* _Goal of the exercise_
Print all of the data exactly as written.

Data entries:

————————

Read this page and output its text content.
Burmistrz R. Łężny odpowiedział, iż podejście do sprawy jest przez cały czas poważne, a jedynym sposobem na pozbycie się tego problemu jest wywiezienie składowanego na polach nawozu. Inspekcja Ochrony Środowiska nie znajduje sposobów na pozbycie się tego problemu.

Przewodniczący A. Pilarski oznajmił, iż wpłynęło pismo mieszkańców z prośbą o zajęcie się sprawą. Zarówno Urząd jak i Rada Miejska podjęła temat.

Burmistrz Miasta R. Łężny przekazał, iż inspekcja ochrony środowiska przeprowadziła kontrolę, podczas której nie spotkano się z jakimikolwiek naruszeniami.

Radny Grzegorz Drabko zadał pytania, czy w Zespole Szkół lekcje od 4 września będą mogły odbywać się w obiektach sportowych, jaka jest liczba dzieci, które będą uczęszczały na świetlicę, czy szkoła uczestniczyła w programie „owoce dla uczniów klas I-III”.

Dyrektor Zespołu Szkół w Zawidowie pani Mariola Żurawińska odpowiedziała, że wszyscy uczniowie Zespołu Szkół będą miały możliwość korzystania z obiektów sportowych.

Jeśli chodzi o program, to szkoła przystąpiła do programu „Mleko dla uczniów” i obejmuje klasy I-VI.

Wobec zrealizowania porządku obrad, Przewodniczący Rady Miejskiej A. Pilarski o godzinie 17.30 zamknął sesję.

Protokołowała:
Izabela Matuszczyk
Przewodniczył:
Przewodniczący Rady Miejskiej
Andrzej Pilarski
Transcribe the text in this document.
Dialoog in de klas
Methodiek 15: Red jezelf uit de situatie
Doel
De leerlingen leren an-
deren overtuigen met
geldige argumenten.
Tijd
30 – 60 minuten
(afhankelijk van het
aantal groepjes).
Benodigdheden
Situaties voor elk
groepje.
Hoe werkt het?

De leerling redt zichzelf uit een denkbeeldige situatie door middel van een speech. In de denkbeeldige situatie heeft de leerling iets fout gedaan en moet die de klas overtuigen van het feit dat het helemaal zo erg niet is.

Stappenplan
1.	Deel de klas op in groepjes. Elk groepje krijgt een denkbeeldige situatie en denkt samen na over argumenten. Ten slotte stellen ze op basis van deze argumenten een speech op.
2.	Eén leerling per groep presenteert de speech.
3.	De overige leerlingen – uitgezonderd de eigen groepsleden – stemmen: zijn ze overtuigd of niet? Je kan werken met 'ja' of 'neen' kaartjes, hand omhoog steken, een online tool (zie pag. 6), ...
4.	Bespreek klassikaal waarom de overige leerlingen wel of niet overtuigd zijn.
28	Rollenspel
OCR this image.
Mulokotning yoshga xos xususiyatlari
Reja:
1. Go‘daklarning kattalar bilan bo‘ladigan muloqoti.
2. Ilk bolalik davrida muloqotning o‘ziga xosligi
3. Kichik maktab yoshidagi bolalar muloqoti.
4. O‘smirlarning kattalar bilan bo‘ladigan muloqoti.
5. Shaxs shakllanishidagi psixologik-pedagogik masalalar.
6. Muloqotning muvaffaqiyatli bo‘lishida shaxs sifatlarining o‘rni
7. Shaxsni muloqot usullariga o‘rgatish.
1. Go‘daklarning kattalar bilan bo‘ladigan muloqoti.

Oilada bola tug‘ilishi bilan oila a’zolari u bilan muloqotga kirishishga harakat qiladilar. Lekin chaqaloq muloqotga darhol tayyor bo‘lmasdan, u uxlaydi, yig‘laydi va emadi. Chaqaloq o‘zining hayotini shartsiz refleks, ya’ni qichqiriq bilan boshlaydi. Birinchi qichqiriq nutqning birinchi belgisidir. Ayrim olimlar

————————

* _Result of this task_
Read this page and output its text content.
Burmistrz R. Łężny odpowiedział, iż podejście do sprawy jest przez cały czas poważne, a jedynym sposobem na pozbycie się tego problemu jest wywiezienie składowanego na polach nawozu. Inspekcja Ochrony Środowiska nie znajduje sposobów na pozbycie się tego problemu.

Przewodniczący A. Pilarski oznajmił, iż wpłynęło pismo mieszkańców z prośbą o zajęcie się sprawą. Zarówno Urząd jak i Rada Miejska podjęła temat.

Burmistrz Miasta R. Łężny przekazał, iż inspekcja ochrony środowiska przeprowadziła kontrolę, podczas której nie spotkano się z jakimikolwiek naruszeniami.

Radny Grzegorz Drabko zadał pytania, czy w Zespole Szkół lekcje od 4 września będą mogły odbywać się w obiektach sportowych, jaka jest liczba dzieci, które będą uczęszczały na świetlicę, czy szkoła uczestniczyła w programie „owoce dla uczniów klas I-III”.

Dyrektor Zespołu Szkół w Zawidowie pani Mariola Żurawińska odpowiedziała, że wszyscy uczniowie Zespołu Szkół będą miały możliwość korzystania z obiektów sportowych.

Jeśli chodzi o program, to szkoła przystąpiła do programu „Mleko dla uczniów” i obejmuje klasy I-VI.

Wobec zrealizowania porządku obrad, Przewodniczący Rady Miejskiej A. Pilarski o godzinie 17.30 zamknął sesję.

Protokołowała:
Izabela Matuszczyk
Przewodniczył:
Przewodniczący Rady Miejskiej
Andrzej Pilarski
Transcribe the text in this document.
Dialoog in de klas
Methodiek 15: Red jezelf uit de situatie
Doel
De leerlingen leren an-
deren overtuigen met
geldige argumenten.
Tijd
30 – 60 minuten
(afhankelijk van het
aantal groepjes).
Benodigdheden
Situaties voor elk
groepje.
Hoe werkt het?

De leerling redt zichzelf uit een denkbeeldige situatie door middel van een speech. In de denkbeeldige situatie heeft de leerling iets fout gedaan en moet die de klas overtuigen van het feit dat het helemaal zo erg niet is.

Stappenplan
1.	Deel de klas op in groepjes. Elk groepje krijgt een denkbeeldige situatie en denkt samen na over argumenten. Ten slotte stellen ze op basis van deze argumenten een speech op.
2.	Eén leerling per groep presenteert de speech.
3.	De overige leerlingen – uitgezonderd de eigen groepsleden – stemmen: zijn ze overtuigd of niet? Je kan werken met 'ja' of 'neen' kaartjes, hand omhoog steken, een online tool (zie pag. 6), ...
4.	Bespreek klassikaal waarom de overige leerlingen wel of niet overtuigd zijn.
28	Rollenspel
OCR this image.
Mulokotning yoshga xos xususiyatlari
Reja:
1. Go‘daklarning kattalar bilan bo‘ladigan muloqoti.
2. Ilk bolalik davrida muloqotning o‘ziga xosligi
3. Kichik maktab yoshidagi bolalar muloqoti.
4. O‘smirlarning kattalar bilan bo‘ladigan muloqoti.
5. Shaxs shakllanishidagi psixologik-pedagogik masalalar.
6. Muloqotning muvaffaqiyatli bo‘lishida shaxs sifatlarining o‘rni
7. Shaxsni muloqot usullariga o‘rgatish.
1. Go‘daklarning kattalar bilan bo‘ladigan muloqoti.

Oilada bola tug‘ilishi bilan oila a’zolari u bilan muloqotga kirishishga harakat qiladilar. Lekin chaqaloq muloqotga darhol tayyor bo‘lmasdan, u uxlaydi, yig‘laydi va emadi. Chaqaloq o‘zining hayotini shartsiz refleks, ya’ni qichqiriq bilan boshlaydi. Birinchi qichqiriq nutqning birinchi belgisidir. Ayrim olimlar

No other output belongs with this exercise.